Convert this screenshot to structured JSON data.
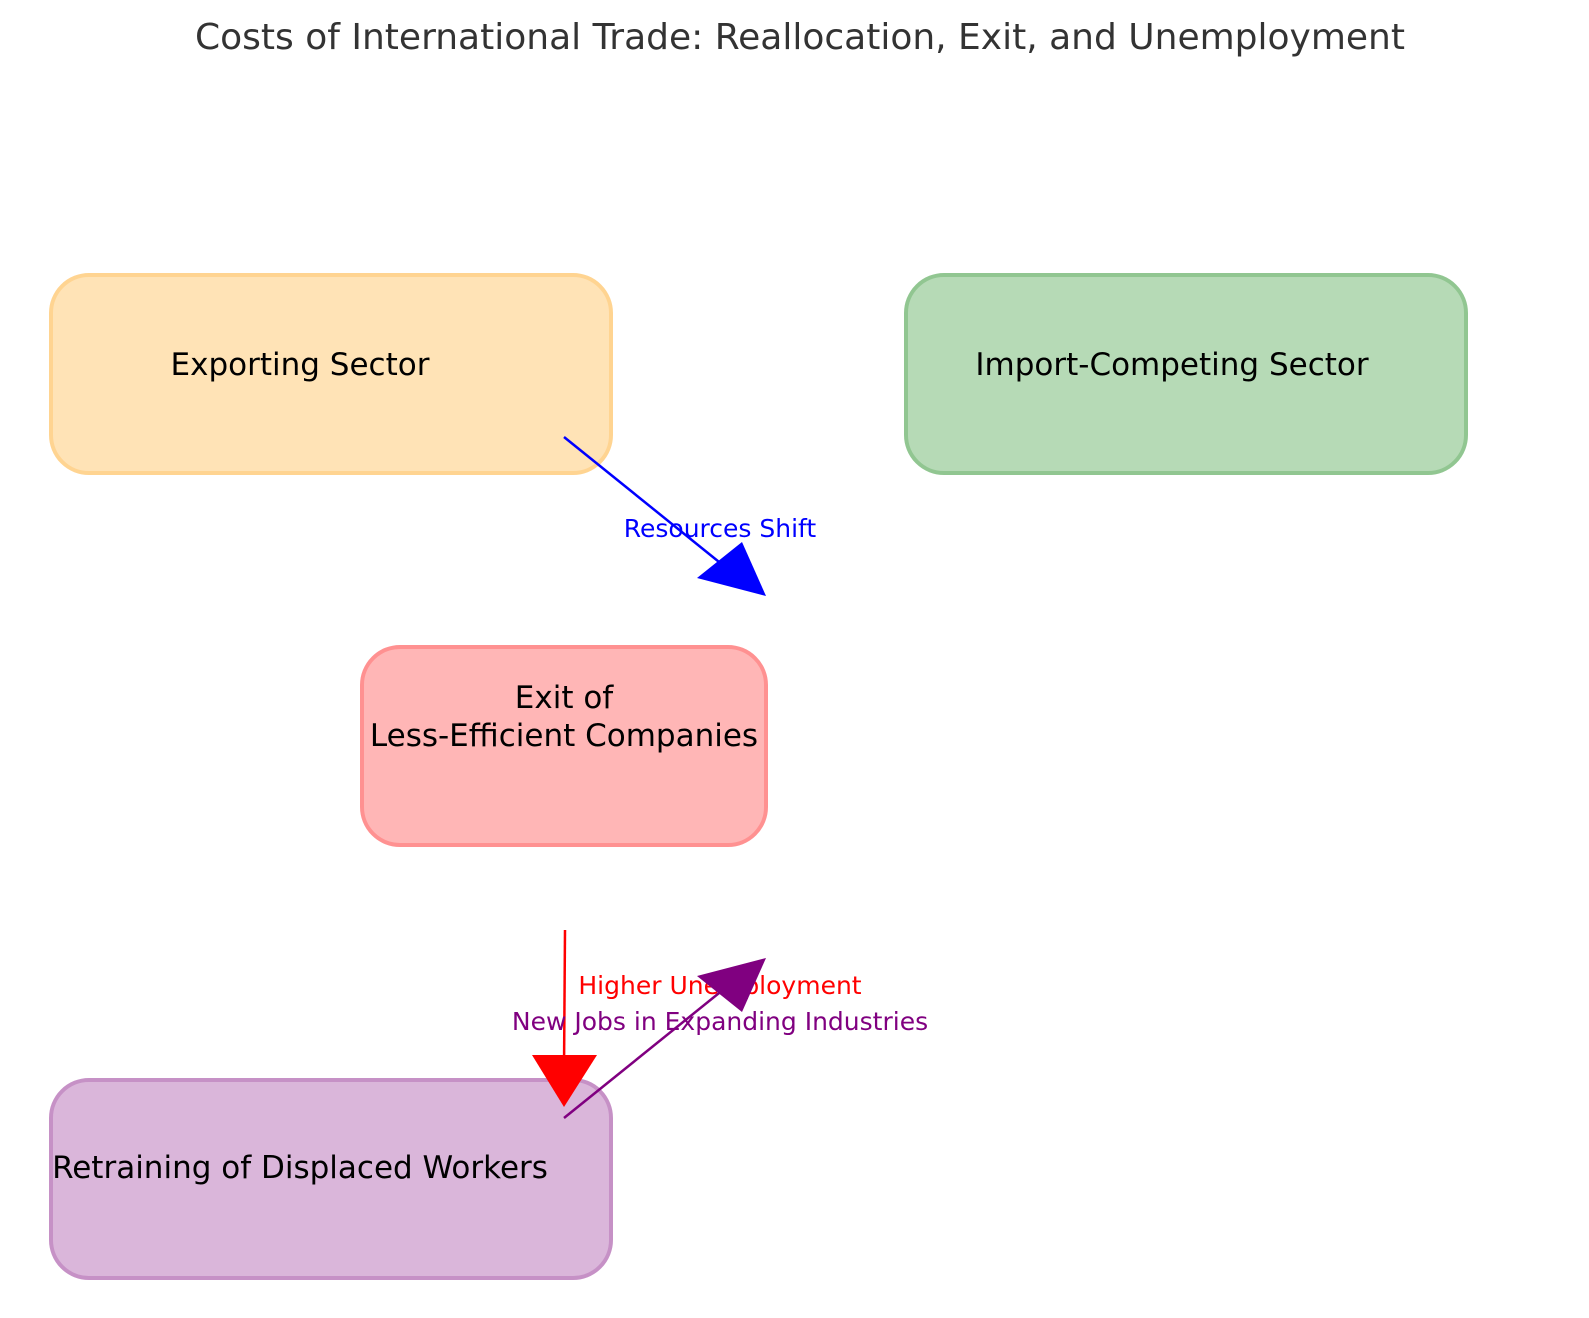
{
  "diagram": {
    "title": "Costs of International Trade: Reallocation, Exit, and Unemployment",
    "nodes": [
      {
        "id": "exporting",
        "lines": [
          "Exporting Sector"
        ],
        "fill": "#ffe2b3",
        "stroke": "#ffd28c"
      },
      {
        "id": "import",
        "lines": [
          "Import-Competing Sector"
        ],
        "fill": "#b3d9b3",
        "stroke": "#8cc48c"
      },
      {
        "id": "exit",
        "lines": [
          "Exit of",
          "Less-Efficient Companies"
        ],
        "fill": "#ffb3b3",
        "stroke": "#ff8c8c"
      },
      {
        "id": "retraining",
        "lines": [
          "Retraining of Displaced Workers"
        ],
        "fill": "#d9b3d9",
        "stroke": "#c48cc4"
      }
    ],
    "edges": [
      {
        "id": "resources-shift",
        "label": "Resources Shift",
        "color": "#0000ff"
      },
      {
        "id": "higher-unemployment",
        "label": "Higher Unemployment",
        "color": "#ff0000"
      },
      {
        "id": "new-jobs",
        "label": "New Jobs in Expanding Industries",
        "color": "#800080"
      }
    ]
  }
}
━━━━━━
PROMPT: Copy all lines of the material above where the string "Sector" occurs.

WRITTEN RESPONSE:
          "Exporting Sector"
          "Import-Competing Sector"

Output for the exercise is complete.